#### DIRECTIVE
Render every entry verbatim.

----- DATA PROVIDED -----

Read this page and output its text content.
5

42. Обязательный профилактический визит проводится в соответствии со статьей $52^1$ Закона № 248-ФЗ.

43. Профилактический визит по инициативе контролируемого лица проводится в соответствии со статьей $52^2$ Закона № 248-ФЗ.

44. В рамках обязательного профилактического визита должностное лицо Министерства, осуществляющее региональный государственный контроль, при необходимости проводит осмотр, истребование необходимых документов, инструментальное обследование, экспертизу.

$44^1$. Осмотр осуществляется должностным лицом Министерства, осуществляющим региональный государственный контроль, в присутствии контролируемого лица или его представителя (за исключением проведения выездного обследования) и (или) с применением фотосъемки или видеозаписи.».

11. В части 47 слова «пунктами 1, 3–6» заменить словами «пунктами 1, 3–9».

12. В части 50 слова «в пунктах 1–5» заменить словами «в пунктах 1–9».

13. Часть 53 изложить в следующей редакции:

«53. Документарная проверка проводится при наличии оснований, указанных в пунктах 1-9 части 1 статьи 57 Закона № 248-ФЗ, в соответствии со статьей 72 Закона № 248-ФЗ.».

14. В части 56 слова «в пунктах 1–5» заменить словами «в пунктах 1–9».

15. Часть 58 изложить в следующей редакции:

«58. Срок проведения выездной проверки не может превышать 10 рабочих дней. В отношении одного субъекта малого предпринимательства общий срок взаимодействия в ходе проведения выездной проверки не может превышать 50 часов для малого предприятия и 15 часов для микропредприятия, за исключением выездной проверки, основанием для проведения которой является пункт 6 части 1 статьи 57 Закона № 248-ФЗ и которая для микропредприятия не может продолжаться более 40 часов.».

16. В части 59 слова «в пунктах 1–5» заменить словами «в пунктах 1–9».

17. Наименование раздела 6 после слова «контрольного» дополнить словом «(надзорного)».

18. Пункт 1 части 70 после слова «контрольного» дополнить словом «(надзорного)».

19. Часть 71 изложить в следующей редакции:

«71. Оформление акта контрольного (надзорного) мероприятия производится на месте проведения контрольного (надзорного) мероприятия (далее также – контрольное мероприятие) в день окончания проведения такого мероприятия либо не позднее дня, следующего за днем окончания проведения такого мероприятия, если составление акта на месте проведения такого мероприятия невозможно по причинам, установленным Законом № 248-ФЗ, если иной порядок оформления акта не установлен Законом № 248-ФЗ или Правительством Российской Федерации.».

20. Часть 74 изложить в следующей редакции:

-----

#### FULL OUTPUT
Read this page and output its text content.
5

42. Обязательный профилактический визит проводится в соответствии со статьей $52^1$ Закона № 248-ФЗ.

43. Профилактический визит по инициативе контролируемого лица проводится в соответствии со статьей $52^2$ Закона № 248-ФЗ.

44. В рамках обязательного профилактического визита должностное лицо Министерства, осуществляющее региональный государственный контроль, при необходимости проводит осмотр, истребование необходимых документов, инструментальное обследование, экспертизу.

$44^1$. Осмотр осуществляется должностным лицом Министерства, осуществляющим региональный государственный контроль, в присутствии контролируемого лица или его представителя (за исключением проведения выездного обследования) и (или) с применением фотосъемки или видеозаписи.».

11. В части 47 слова «пунктами 1, 3–6» заменить словами «пунктами 1, 3–9».

12. В части 50 слова «в пунктах 1–5» заменить словами «в пунктах 1–9».

13. Часть 53 изложить в следующей редакции:

«53. Документарная проверка проводится при наличии оснований, указанных в пунктах 1-9 части 1 статьи 57 Закона № 248-ФЗ, в соответствии со статьей 72 Закона № 248-ФЗ.».

14. В части 56 слова «в пунктах 1–5» заменить словами «в пунктах 1–9».

15. Часть 58 изложить в следующей редакции:

«58. Срок проведения выездной проверки не может превышать 10 рабочих дней. В отношении одного субъекта малого предпринимательства общий срок взаимодействия в ходе проведения выездной проверки не может превышать 50 часов для малого предприятия и 15 часов для микропредприятия, за исключением выездной проверки, основанием для проведения которой является пункт 6 части 1 статьи 57 Закона № 248-ФЗ и которая для микропредприятия не может продолжаться более 40 часов.».

16. В части 59 слова «в пунктах 1–5» заменить словами «в пунктах 1–9».

17. Наименование раздела 6 после слова «контрольного» дополнить словом «(надзорного)».

18. Пункт 1 части 70 после слова «контрольного» дополнить словом «(надзорного)».

19. Часть 71 изложить в следующей редакции:

«71. Оформление акта контрольного (надзорного) мероприятия производится на месте проведения контрольного (надзорного) мероприятия (далее также – контрольное мероприятие) в день окончания проведения такого мероприятия либо не позднее дня, следующего за днем окончания проведения такого мероприятия, если составление акта на месте проведения такого мероприятия невозможно по причинам, установленным Законом № 248-ФЗ, если иной порядок оформления акта не установлен Законом № 248-ФЗ или Правительством Российской Федерации.».

20. Часть 74 изложить в следующей редакции:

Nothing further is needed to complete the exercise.